Material provided ::
────
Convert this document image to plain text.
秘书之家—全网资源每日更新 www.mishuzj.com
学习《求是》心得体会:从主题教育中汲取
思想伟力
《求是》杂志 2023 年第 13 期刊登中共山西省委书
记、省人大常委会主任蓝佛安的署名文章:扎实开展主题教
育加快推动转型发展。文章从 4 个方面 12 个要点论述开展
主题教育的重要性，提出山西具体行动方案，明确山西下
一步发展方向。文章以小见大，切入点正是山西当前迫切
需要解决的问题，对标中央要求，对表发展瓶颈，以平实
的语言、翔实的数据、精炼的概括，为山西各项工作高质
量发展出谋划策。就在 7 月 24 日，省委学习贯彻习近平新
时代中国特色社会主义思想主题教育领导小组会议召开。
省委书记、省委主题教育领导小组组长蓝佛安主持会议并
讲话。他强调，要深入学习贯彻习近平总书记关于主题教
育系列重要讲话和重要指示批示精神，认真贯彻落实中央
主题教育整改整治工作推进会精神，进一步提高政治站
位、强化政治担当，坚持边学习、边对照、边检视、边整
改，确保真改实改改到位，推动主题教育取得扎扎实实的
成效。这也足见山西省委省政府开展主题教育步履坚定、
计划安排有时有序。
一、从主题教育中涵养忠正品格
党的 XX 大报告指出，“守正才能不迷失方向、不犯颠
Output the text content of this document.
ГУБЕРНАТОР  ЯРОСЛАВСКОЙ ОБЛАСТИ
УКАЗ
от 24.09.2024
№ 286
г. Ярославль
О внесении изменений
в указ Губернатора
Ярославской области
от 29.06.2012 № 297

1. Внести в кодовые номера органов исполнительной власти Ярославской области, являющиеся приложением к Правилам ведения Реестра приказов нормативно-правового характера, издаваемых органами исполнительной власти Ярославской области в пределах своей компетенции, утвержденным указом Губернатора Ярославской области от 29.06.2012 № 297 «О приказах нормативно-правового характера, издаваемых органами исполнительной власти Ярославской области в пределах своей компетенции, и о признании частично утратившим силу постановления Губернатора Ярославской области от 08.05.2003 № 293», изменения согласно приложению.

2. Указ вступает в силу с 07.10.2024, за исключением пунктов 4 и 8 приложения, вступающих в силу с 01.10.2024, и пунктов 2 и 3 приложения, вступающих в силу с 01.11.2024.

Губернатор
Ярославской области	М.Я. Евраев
────
Task objective ::
Each line of the material above must be retyped precisely.

Output below ::
Convert this document image to plain text.
秘书之家—全网资源每日更新 www.mishuzj.com
学习《求是》心得体会:从主题教育中汲取
思想伟力
《求是》杂志 2023 年第 13 期刊登中共山西省委书
记、省人大常委会主任蓝佛安的署名文章:扎实开展主题教
育加快推动转型发展。文章从 4 个方面 12 个要点论述开展
主题教育的重要性，提出山西具体行动方案，明确山西下
一步发展方向。文章以小见大，切入点正是山西当前迫切
需要解决的问题，对标中央要求，对表发展瓶颈，以平实
的语言、翔实的数据、精炼的概括，为山西各项工作高质
量发展出谋划策。就在 7 月 24 日，省委学习贯彻习近平新
时代中国特色社会主义思想主题教育领导小组会议召开。
省委书记、省委主题教育领导小组组长蓝佛安主持会议并
讲话。他强调，要深入学习贯彻习近平总书记关于主题教
育系列重要讲话和重要指示批示精神，认真贯彻落实中央
主题教育整改整治工作推进会精神，进一步提高政治站
位、强化政治担当，坚持边学习、边对照、边检视、边整
改，确保真改实改改到位，推动主题教育取得扎扎实实的
成效。这也足见山西省委省政府开展主题教育步履坚定、
计划安排有时有序。
一、从主题教育中涵养忠正品格
党的 XX 大报告指出，“守正才能不迷失方向、不犯颠
Output the text content of this document.
ГУБЕРНАТОР  ЯРОСЛАВСКОЙ ОБЛАСТИ
УКАЗ
от 24.09.2024
№ 286
г. Ярославль
О внесении изменений
в указ Губернатора
Ярославской области
от 29.06.2012 № 297

1. Внести в кодовые номера органов исполнительной власти Ярославской области, являющиеся приложением к Правилам ведения Реестра приказов нормативно-правового характера, издаваемых органами исполнительной власти Ярославской области в пределах своей компетенции, утвержденным указом Губернатора Ярославской области от 29.06.2012 № 297 «О приказах нормативно-правового характера, издаваемых органами исполнительной власти Ярославской области в пределах своей компетенции, и о признании частично утратившим силу постановления Губернатора Ярославской области от 08.05.2003 № 293», изменения согласно приложению.

2. Указ вступает в силу с 07.10.2024, за исключением пунктов 4 и 8 приложения, вступающих в силу с 01.10.2024, и пунктов 2 и 3 приложения, вступающих в силу с 01.11.2024.

Губернатор
Ярославской области	М.Я. Евраев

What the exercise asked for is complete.